--- Start Listing ---

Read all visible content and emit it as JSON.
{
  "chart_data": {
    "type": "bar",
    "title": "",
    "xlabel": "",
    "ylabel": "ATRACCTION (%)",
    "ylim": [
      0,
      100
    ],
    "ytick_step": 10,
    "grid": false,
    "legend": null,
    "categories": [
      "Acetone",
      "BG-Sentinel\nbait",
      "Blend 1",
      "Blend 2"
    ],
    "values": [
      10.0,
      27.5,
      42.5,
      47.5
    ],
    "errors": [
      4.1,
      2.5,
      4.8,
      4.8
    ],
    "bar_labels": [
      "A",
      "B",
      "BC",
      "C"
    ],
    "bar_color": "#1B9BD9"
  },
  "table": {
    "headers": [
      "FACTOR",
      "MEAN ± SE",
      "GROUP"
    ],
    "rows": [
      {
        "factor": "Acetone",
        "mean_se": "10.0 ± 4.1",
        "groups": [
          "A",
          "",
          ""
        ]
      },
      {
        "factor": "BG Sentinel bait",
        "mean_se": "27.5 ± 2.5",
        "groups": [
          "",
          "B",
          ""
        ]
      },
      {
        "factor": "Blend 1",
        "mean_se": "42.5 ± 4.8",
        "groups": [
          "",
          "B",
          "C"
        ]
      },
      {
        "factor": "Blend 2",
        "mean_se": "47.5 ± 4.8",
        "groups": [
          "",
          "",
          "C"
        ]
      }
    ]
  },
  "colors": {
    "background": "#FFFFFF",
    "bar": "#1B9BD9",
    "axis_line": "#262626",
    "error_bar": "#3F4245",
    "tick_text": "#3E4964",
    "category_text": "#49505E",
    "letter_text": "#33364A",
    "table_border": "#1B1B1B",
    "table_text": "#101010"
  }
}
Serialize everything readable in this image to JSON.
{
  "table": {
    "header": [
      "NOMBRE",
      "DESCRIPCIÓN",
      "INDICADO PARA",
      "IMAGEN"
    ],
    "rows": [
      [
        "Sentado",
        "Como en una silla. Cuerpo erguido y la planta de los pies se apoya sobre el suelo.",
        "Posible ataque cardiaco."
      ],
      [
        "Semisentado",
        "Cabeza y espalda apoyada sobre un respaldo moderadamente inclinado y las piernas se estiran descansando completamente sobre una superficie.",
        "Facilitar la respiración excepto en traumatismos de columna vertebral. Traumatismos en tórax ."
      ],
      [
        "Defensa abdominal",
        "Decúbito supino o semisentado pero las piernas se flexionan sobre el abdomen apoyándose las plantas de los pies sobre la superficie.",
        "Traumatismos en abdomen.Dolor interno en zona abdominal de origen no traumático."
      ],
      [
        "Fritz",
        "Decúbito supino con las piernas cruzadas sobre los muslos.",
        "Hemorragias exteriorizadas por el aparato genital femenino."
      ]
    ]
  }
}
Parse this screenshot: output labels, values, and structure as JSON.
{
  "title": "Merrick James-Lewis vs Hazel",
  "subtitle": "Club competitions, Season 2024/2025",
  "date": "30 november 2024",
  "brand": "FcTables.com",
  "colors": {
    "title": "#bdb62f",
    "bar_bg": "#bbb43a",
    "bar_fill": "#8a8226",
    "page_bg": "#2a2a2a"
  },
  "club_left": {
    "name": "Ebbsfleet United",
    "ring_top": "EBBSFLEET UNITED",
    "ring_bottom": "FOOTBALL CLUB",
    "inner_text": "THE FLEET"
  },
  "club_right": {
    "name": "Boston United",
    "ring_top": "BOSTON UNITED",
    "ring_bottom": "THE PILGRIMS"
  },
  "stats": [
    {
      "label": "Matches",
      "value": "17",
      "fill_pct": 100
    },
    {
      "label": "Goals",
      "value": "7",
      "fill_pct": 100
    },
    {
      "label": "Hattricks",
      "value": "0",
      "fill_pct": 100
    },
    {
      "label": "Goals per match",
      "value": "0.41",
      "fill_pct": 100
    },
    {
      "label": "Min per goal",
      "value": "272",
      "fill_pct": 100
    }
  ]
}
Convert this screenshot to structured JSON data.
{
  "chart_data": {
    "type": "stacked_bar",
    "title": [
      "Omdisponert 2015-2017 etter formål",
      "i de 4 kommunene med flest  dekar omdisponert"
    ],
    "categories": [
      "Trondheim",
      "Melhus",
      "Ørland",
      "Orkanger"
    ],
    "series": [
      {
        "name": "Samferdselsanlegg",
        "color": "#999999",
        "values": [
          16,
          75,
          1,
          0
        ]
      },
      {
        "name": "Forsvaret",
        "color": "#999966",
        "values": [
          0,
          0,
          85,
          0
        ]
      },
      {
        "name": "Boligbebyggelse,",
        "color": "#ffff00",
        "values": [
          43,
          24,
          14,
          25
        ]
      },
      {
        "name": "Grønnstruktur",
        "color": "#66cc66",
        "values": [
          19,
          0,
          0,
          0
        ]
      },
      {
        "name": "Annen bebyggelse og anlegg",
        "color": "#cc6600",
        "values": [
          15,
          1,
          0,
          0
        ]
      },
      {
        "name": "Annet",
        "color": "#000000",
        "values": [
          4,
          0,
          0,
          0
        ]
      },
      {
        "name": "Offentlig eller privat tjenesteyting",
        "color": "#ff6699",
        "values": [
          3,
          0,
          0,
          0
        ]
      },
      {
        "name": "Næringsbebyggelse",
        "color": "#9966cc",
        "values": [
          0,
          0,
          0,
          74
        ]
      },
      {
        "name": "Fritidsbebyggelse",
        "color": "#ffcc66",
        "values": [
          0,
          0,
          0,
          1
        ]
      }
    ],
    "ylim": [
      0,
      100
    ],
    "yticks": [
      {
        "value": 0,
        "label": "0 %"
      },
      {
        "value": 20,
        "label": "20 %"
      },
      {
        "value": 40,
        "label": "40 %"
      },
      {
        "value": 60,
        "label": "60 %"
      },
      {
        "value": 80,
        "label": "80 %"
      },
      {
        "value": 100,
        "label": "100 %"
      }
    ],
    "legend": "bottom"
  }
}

--- End Listing ---

**Instructions for the task:** Print all of the entries again, exactly as written.

**Answer in full:**
Read all visible content and emit it as JSON.
{
  "chart_data": {
    "type": "bar",
    "title": "",
    "xlabel": "",
    "ylabel": "ATRACCTION (%)",
    "ylim": [
      0,
      100
    ],
    "ytick_step": 10,
    "grid": false,
    "legend": null,
    "categories": [
      "Acetone",
      "BG-Sentinel\nbait",
      "Blend 1",
      "Blend 2"
    ],
    "values": [
      10.0,
      27.5,
      42.5,
      47.5
    ],
    "errors": [
      4.1,
      2.5,
      4.8,
      4.8
    ],
    "bar_labels": [
      "A",
      "B",
      "BC",
      "C"
    ],
    "bar_color": "#1B9BD9"
  },
  "table": {
    "headers": [
      "FACTOR",
      "MEAN ± SE",
      "GROUP"
    ],
    "rows": [
      {
        "factor": "Acetone",
        "mean_se": "10.0 ± 4.1",
        "groups": [
          "A",
          "",
          ""
        ]
      },
      {
        "factor": "BG Sentinel bait",
        "mean_se": "27.5 ± 2.5",
        "groups": [
          "",
          "B",
          ""
        ]
      },
      {
        "factor": "Blend 1",
        "mean_se": "42.5 ± 4.8",
        "groups": [
          "",
          "B",
          "C"
        ]
      },
      {
        "factor": "Blend 2",
        "mean_se": "47.5 ± 4.8",
        "groups": [
          "",
          "",
          "C"
        ]
      }
    ]
  },
  "colors": {
    "background": "#FFFFFF",
    "bar": "#1B9BD9",
    "axis_line": "#262626",
    "error_bar": "#3F4245",
    "tick_text": "#3E4964",
    "category_text": "#49505E",
    "letter_text": "#33364A",
    "table_border": "#1B1B1B",
    "table_text": "#101010"
  }
}
Serialize everything readable in this image to JSON.
{
  "table": {
    "header": [
      "NOMBRE",
      "DESCRIPCIÓN",
      "INDICADO PARA",
      "IMAGEN"
    ],
    "rows": [
      [
        "Sentado",
        "Como en una silla. Cuerpo erguido y la planta de los pies se apoya sobre el suelo.",
        "Posible ataque cardiaco."
      ],
      [
        "Semisentado",
        "Cabeza y espalda apoyada sobre un respaldo moderadamente inclinado y las piernas se estiran descansando completamente sobre una superficie.",
        "Facilitar la respiración excepto en traumatismos de columna vertebral. Traumatismos en tórax ."
      ],
      [
        "Defensa abdominal",
        "Decúbito supino o semisentado pero las piernas se flexionan sobre el abdomen apoyándose las plantas de los pies sobre la superficie.",
        "Traumatismos en abdomen.Dolor interno en zona abdominal de origen no traumático."
      ],
      [
        "Fritz",
        "Decúbito supino con las piernas cruzadas sobre los muslos.",
        "Hemorragias exteriorizadas por el aparato genital femenino."
      ]
    ]
  }
}
Parse this screenshot: output labels, values, and structure as JSON.
{
  "title": "Merrick James-Lewis vs Hazel",
  "subtitle": "Club competitions, Season 2024/2025",
  "date": "30 november 2024",
  "brand": "FcTables.com",
  "colors": {
    "title": "#bdb62f",
    "bar_bg": "#bbb43a",
    "bar_fill": "#8a8226",
    "page_bg": "#2a2a2a"
  },
  "club_left": {
    "name": "Ebbsfleet United",
    "ring_top": "EBBSFLEET UNITED",
    "ring_bottom": "FOOTBALL CLUB",
    "inner_text": "THE FLEET"
  },
  "club_right": {
    "name": "Boston United",
    "ring_top": "BOSTON UNITED",
    "ring_bottom": "THE PILGRIMS"
  },
  "stats": [
    {
      "label": "Matches",
      "value": "17",
      "fill_pct": 100
    },
    {
      "label": "Goals",
      "value": "7",
      "fill_pct": 100
    },
    {
      "label": "Hattricks",
      "value": "0",
      "fill_pct": 100
    },
    {
      "label": "Goals per match",
      "value": "0.41",
      "fill_pct": 100
    },
    {
      "label": "Min per goal",
      "value": "272",
      "fill_pct": 100
    }
  ]
}
Convert this screenshot to structured JSON data.
{
  "chart_data": {
    "type": "stacked_bar",
    "title": [
      "Omdisponert 2015-2017 etter formål",
      "i de 4 kommunene med flest  dekar omdisponert"
    ],
    "categories": [
      "Trondheim",
      "Melhus",
      "Ørland",
      "Orkanger"
    ],
    "series": [
      {
        "name": "Samferdselsanlegg",
        "color": "#999999",
        "values": [
          16,
          75,
          1,
          0
        ]
      },
      {
        "name": "Forsvaret",
        "color": "#999966",
        "values": [
          0,
          0,
          85,
          0
        ]
      },
      {
        "name": "Boligbebyggelse,",
        "color": "#ffff00",
        "values": [
          43,
          24,
          14,
          25
        ]
      },
      {
        "name": "Grønnstruktur",
        "color": "#66cc66",
        "values": [
          19,
          0,
          0,
          0
        ]
      },
      {
        "name": "Annen bebyggelse og anlegg",
        "color": "#cc6600",
        "values": [
          15,
          1,
          0,
          0
        ]
      },
      {
        "name": "Annet",
        "color": "#000000",
        "values": [
          4,
          0,
          0,
          0
        ]
      },
      {
        "name": "Offentlig eller privat tjenesteyting",
        "color": "#ff6699",
        "values": [
          3,
          0,
          0,
          0
        ]
      },
      {
        "name": "Næringsbebyggelse",
        "color": "#9966cc",
        "values": [
          0,
          0,
          0,
          74
        ]
      },
      {
        "name": "Fritidsbebyggelse",
        "color": "#ffcc66",
        "values": [
          0,
          0,
          0,
          1
        ]
      }
    ],
    "ylim": [
      0,
      100
    ],
    "yticks": [
      {
        "value": 0,
        "label": "0 %"
      },
      {
        "value": 20,
        "label": "20 %"
      },
      {
        "value": 40,
        "label": "40 %"
      },
      {
        "value": 60,
        "label": "60 %"
      },
      {
        "value": 80,
        "label": "80 %"
      },
      {
        "value": 100,
        "label": "100 %"
      }
    ],
    "legend": "bottom"
  }
}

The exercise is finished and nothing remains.